Work to complete → Copy every record below exactly.

Data to use →
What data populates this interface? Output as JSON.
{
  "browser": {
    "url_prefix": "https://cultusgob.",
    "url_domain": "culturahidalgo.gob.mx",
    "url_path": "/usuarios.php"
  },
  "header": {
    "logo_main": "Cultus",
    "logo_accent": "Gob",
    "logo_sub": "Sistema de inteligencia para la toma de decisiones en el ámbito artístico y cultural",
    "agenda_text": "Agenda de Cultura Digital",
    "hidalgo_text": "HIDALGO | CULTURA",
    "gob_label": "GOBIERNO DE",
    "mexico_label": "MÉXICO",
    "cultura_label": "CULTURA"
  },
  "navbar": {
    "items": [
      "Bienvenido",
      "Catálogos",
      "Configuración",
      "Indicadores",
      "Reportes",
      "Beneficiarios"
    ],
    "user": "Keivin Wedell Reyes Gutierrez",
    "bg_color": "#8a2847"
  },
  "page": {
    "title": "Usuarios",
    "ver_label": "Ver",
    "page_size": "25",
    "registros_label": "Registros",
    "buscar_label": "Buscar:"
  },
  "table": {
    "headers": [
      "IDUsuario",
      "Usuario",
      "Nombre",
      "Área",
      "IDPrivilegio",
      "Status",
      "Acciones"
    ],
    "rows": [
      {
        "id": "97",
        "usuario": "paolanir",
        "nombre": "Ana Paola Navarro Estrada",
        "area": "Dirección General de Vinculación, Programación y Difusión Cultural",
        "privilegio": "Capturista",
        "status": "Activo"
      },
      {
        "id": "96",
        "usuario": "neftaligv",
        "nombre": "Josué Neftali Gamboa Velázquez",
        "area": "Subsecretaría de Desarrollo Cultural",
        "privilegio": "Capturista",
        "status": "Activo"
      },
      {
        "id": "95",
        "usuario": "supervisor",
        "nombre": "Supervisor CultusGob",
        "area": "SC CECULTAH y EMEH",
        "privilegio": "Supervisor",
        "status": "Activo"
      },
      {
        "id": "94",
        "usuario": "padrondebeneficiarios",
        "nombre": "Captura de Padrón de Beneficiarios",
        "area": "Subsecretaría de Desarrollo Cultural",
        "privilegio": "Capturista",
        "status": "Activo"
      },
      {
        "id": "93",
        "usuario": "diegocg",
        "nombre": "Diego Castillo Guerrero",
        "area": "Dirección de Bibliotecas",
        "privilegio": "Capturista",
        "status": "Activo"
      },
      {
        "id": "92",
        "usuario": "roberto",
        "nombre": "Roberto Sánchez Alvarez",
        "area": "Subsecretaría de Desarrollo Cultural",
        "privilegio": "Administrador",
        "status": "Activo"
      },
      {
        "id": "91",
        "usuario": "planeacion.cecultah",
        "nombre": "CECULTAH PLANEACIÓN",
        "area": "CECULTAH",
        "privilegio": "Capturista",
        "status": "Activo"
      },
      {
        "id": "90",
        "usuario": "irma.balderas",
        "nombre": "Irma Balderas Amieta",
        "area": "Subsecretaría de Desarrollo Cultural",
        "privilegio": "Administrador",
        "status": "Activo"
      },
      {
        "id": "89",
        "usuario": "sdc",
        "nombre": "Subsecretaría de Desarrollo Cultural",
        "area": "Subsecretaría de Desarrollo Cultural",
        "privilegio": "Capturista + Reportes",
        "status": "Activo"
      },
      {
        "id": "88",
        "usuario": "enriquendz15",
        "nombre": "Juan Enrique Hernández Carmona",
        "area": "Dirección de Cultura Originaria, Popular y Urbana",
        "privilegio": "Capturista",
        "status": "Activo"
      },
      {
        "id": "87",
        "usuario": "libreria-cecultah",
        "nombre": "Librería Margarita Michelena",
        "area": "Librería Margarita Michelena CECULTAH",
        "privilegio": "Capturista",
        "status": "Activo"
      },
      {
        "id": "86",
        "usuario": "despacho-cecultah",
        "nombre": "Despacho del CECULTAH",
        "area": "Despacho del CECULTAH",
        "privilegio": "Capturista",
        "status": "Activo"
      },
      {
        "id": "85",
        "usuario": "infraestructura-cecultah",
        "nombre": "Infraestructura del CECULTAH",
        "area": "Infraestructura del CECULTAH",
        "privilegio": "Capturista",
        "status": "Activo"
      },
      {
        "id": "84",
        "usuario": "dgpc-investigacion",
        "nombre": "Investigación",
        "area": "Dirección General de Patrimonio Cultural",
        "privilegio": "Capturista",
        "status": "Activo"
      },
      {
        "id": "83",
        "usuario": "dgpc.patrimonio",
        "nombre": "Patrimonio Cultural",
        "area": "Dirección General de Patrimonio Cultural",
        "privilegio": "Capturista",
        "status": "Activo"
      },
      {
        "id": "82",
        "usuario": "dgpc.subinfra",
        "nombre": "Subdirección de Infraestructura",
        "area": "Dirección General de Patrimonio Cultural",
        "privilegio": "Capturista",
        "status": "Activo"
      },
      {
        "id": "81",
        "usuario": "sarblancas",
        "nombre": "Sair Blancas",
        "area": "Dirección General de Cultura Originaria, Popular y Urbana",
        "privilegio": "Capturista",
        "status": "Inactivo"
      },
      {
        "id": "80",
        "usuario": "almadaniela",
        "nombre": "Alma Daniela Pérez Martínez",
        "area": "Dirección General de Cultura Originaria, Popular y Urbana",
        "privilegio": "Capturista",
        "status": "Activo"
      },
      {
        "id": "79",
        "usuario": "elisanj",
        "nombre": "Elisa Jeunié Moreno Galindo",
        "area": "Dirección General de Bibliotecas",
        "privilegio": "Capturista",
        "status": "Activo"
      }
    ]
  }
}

Written response →
What data populates this interface? Output as JSON.
{
  "browser": {
    "url_prefix": "https://cultusgob.",
    "url_domain": "culturahidalgo.gob.mx",
    "url_path": "/usuarios.php"
  },
  "header": {
    "logo_main": "Cultus",
    "logo_accent": "Gob",
    "logo_sub": "Sistema de inteligencia para la toma de decisiones en el ámbito artístico y cultural",
    "agenda_text": "Agenda de Cultura Digital",
    "hidalgo_text": "HIDALGO | CULTURA",
    "gob_label": "GOBIERNO DE",
    "mexico_label": "MÉXICO",
    "cultura_label": "CULTURA"
  },
  "navbar": {
    "items": [
      "Bienvenido",
      "Catálogos",
      "Configuración",
      "Indicadores",
      "Reportes",
      "Beneficiarios"
    ],
    "user": "Keivin Wedell Reyes Gutierrez",
    "bg_color": "#8a2847"
  },
  "page": {
    "title": "Usuarios",
    "ver_label": "Ver",
    "page_size": "25",
    "registros_label": "Registros",
    "buscar_label": "Buscar:"
  },
  "table": {
    "headers": [
      "IDUsuario",
      "Usuario",
      "Nombre",
      "Área",
      "IDPrivilegio",
      "Status",
      "Acciones"
    ],
    "rows": [
      {
        "id": "97",
        "usuario": "paolanir",
        "nombre": "Ana Paola Navarro Estrada",
        "area": "Dirección General de Vinculación, Programación y Difusión Cultural",
        "privilegio": "Capturista",
        "status": "Activo"
      },
      {
        "id": "96",
        "usuario": "neftaligv",
        "nombre": "Josué Neftali Gamboa Velázquez",
        "area": "Subsecretaría de Desarrollo Cultural",
        "privilegio": "Capturista",
        "status": "Activo"
      },
      {
        "id": "95",
        "usuario": "supervisor",
        "nombre": "Supervisor CultusGob",
        "area": "SC CECULTAH y EMEH",
        "privilegio": "Supervisor",
        "status": "Activo"
      },
      {
        "id": "94",
        "usuario": "padrondebeneficiarios",
        "nombre": "Captura de Padrón de Beneficiarios",
        "area": "Subsecretaría de Desarrollo Cultural",
        "privilegio": "Capturista",
        "status": "Activo"
      },
      {
        "id": "93",
        "usuario": "diegocg",
        "nombre": "Diego Castillo Guerrero",
        "area": "Dirección de Bibliotecas",
        "privilegio": "Capturista",
        "status": "Activo"
      },
      {
        "id": "92",
        "usuario": "roberto",
        "nombre": "Roberto Sánchez Alvarez",
        "area": "Subsecretaría de Desarrollo Cultural",
        "privilegio": "Administrador",
        "status": "Activo"
      },
      {
        "id": "91",
        "usuario": "planeacion.cecultah",
        "nombre": "CECULTAH PLANEACIÓN",
        "area": "CECULTAH",
        "privilegio": "Capturista",
        "status": "Activo"
      },
      {
        "id": "90",
        "usuario": "irma.balderas",
        "nombre": "Irma Balderas Amieta",
        "area": "Subsecretaría de Desarrollo Cultural",
        "privilegio": "Administrador",
        "status": "Activo"
      },
      {
        "id": "89",
        "usuario": "sdc",
        "nombre": "Subsecretaría de Desarrollo Cultural",
        "area": "Subsecretaría de Desarrollo Cultural",
        "privilegio": "Capturista + Reportes",
        "status": "Activo"
      },
      {
        "id": "88",
        "usuario": "enriquendz15",
        "nombre": "Juan Enrique Hernández Carmona",
        "area": "Dirección de Cultura Originaria, Popular y Urbana",
        "privilegio": "Capturista",
        "status": "Activo"
      },
      {
        "id": "87",
        "usuario": "libreria-cecultah",
        "nombre": "Librería Margarita Michelena",
        "area": "Librería Margarita Michelena CECULTAH",
        "privilegio": "Capturista",
        "status": "Activo"
      },
      {
        "id": "86",
        "usuario": "despacho-cecultah",
        "nombre": "Despacho del CECULTAH",
        "area": "Despacho del CECULTAH",
        "privilegio": "Capturista",
        "status": "Activo"
      },
      {
        "id": "85",
        "usuario": "infraestructura-cecultah",
        "nombre": "Infraestructura del CECULTAH",
        "area": "Infraestructura del CECULTAH",
        "privilegio": "Capturista",
        "status": "Activo"
      },
      {
        "id": "84",
        "usuario": "dgpc-investigacion",
        "nombre": "Investigación",
        "area": "Dirección General de Patrimonio Cultural",
        "privilegio": "Capturista",
        "status": "Activo"
      },
      {
        "id": "83",
        "usuario": "dgpc.patrimonio",
        "nombre": "Patrimonio Cultural",
        "area": "Dirección General de Patrimonio Cultural",
        "privilegio": "Capturista",
        "status": "Activo"
      },
      {
        "id": "82",
        "usuario": "dgpc.subinfra",
        "nombre": "Subdirección de Infraestructura",
        "area": "Dirección General de Patrimonio Cultural",
        "privilegio": "Capturista",
        "status": "Activo"
      },
      {
        "id": "81",
        "usuario": "sarblancas",
        "nombre": "Sair Blancas",
        "area": "Dirección General de Cultura Originaria, Popular y Urbana",
        "privilegio": "Capturista",
        "status": "Inactivo"
      },
      {
        "id": "80",
        "usuario": "almadaniela",
        "nombre": "Alma Daniela Pérez Martínez",
        "area": "Dirección General de Cultura Originaria, Popular y Urbana",
        "privilegio": "Capturista",
        "status": "Activo"
      },
      {
        "id": "79",
        "usuario": "elisanj",
        "nombre": "Elisa Jeunié Moreno Galindo",
        "area": "Dirección General de Bibliotecas",
        "privilegio": "Capturista",
        "status": "Activo"
      }
    ]
  }
}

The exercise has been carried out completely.